What is required:
Of the lines in this listing, how many contain the word "document"? Give the number and nothing else.

Source records:
┌──

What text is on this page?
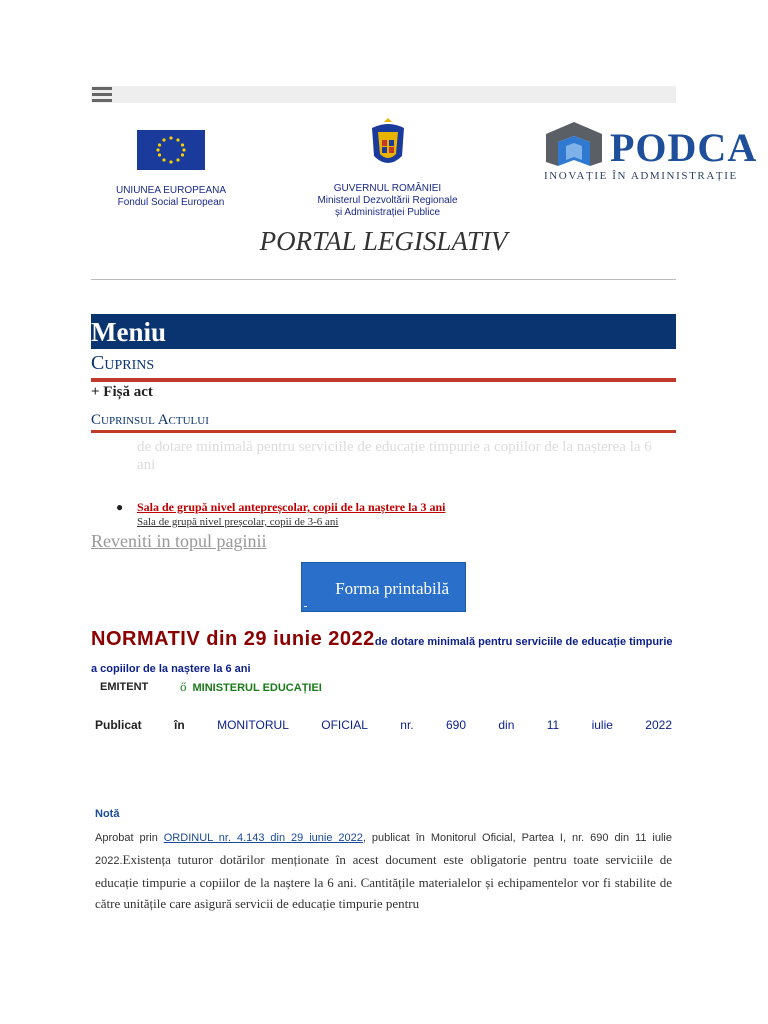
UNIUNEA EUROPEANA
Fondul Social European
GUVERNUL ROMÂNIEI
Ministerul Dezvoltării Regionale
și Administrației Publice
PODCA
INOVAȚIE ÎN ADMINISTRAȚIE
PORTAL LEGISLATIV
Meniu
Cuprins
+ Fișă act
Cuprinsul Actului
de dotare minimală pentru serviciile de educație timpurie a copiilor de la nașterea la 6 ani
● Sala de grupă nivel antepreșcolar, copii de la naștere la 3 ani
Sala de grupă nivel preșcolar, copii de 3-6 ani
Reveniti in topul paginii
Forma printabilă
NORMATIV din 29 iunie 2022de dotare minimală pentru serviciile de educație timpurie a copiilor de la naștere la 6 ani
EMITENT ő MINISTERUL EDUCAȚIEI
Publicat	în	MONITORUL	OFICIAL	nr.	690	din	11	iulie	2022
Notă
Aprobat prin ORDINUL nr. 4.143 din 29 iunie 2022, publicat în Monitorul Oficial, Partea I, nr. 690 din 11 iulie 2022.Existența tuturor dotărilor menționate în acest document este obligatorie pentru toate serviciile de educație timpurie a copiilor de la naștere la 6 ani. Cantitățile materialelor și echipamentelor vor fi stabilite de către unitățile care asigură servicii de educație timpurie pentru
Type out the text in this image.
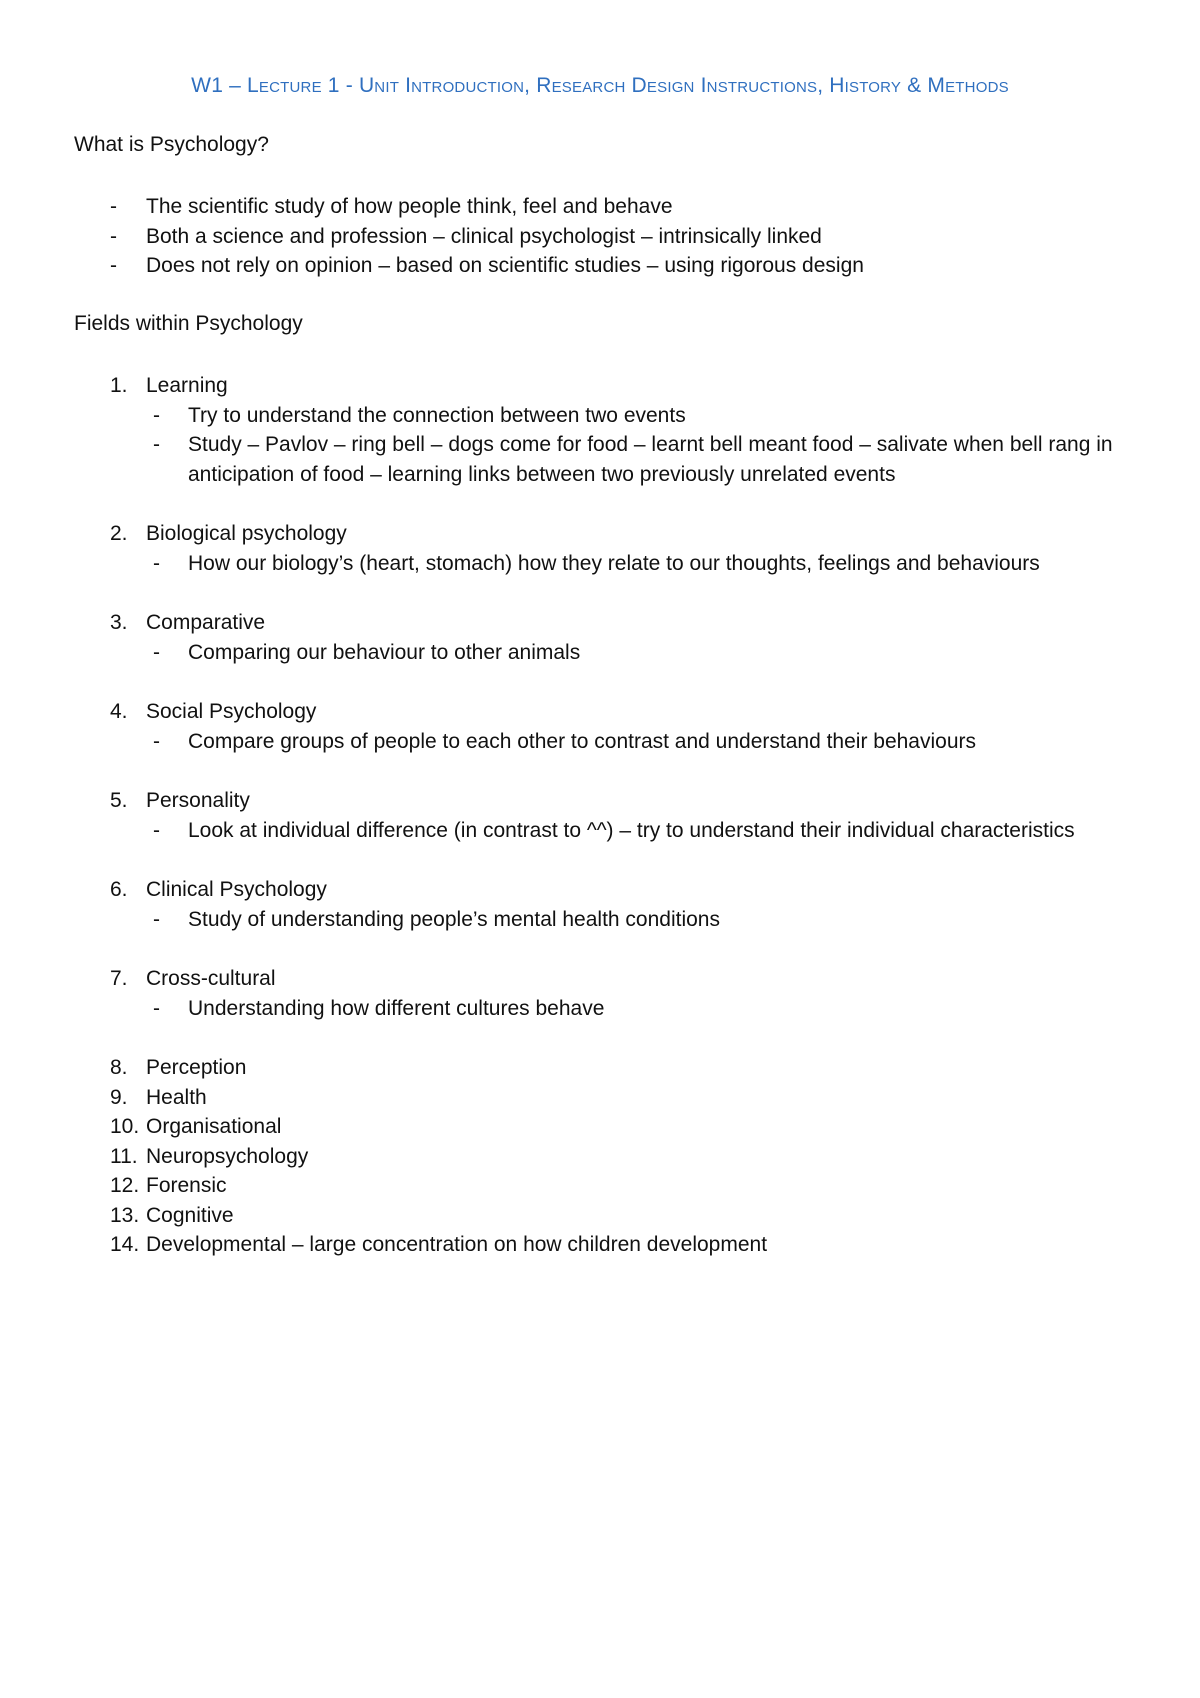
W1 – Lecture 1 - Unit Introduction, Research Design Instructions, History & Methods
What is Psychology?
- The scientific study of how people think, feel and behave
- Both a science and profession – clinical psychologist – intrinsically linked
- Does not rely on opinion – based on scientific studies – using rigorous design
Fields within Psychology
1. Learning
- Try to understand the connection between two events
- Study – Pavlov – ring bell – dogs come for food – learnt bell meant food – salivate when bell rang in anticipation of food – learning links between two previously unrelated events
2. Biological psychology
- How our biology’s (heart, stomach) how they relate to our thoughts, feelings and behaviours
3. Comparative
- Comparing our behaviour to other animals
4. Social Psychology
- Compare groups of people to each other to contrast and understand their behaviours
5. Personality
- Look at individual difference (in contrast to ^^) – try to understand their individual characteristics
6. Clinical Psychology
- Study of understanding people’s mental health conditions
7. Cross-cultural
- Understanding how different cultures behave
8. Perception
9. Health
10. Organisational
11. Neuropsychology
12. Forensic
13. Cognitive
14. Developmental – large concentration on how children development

└──
┌──

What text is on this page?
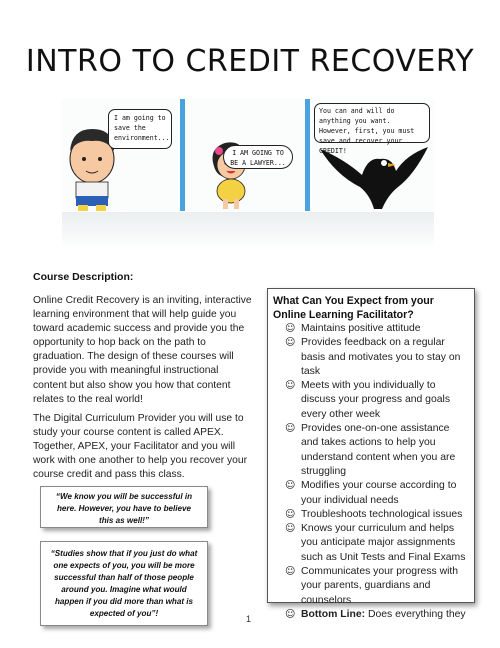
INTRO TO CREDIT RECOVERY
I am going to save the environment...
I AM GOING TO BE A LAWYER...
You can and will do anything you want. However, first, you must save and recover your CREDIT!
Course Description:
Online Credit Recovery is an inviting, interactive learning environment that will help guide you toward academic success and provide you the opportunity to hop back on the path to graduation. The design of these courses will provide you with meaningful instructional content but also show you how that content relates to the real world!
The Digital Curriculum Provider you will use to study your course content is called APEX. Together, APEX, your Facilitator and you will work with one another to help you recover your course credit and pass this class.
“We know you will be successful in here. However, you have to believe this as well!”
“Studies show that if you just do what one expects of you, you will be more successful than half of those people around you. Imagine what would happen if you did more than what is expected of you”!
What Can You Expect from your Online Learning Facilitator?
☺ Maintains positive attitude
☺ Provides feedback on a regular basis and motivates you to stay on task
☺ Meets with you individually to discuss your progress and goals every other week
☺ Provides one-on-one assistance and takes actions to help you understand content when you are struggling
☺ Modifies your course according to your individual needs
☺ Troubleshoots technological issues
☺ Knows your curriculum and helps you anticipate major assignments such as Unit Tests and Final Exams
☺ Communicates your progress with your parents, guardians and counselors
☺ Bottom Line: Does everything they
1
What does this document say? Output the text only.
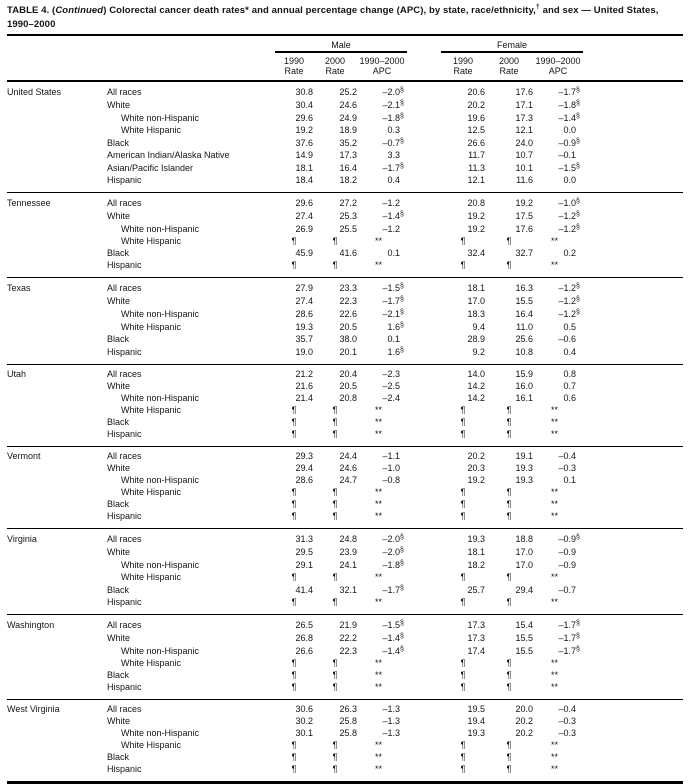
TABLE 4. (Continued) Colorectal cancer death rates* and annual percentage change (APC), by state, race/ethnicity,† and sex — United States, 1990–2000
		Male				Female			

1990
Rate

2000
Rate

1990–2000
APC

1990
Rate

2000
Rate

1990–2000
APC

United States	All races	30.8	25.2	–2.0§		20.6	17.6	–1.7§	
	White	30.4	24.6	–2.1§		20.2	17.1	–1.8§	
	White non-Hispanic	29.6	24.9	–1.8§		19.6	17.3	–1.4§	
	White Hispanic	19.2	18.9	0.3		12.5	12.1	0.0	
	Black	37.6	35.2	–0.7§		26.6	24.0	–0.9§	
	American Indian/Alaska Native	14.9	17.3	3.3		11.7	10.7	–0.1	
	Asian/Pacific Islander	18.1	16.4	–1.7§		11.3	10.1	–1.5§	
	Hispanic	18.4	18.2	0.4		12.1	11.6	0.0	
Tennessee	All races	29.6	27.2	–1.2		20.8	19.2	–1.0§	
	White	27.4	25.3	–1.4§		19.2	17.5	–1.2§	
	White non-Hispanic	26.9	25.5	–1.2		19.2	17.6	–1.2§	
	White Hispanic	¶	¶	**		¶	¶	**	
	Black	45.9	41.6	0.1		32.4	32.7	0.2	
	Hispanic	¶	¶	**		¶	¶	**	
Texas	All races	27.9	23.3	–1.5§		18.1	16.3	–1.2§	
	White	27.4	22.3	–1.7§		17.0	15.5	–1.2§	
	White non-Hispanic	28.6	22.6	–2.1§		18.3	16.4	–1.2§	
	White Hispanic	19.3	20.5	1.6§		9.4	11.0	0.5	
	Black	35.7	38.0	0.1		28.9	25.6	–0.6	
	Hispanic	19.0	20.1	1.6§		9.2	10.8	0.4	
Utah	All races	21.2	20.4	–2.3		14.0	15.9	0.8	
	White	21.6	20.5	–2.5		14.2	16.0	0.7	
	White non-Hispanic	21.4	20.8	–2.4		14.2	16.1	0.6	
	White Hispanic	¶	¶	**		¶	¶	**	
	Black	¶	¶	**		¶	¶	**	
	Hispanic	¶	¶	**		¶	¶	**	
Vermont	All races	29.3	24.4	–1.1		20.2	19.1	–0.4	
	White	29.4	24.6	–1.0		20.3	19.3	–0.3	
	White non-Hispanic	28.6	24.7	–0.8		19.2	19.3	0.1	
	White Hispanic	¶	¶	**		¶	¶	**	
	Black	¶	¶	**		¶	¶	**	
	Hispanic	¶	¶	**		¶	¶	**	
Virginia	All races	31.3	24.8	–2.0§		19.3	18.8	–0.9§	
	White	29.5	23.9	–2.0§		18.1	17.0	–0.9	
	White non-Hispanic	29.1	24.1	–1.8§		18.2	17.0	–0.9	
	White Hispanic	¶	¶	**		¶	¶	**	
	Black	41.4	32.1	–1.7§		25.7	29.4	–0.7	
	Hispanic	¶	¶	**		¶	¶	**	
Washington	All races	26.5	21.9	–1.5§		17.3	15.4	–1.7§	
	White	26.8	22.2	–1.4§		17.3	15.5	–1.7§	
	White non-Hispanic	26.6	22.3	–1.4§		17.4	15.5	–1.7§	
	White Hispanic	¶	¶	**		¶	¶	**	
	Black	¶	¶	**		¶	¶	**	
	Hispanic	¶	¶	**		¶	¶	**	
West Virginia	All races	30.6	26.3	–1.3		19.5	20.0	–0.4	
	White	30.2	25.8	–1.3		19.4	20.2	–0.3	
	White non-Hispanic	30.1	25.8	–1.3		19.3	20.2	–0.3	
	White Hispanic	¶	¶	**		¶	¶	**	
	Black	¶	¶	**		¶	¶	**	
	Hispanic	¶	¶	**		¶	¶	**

└──

Result for this task:
2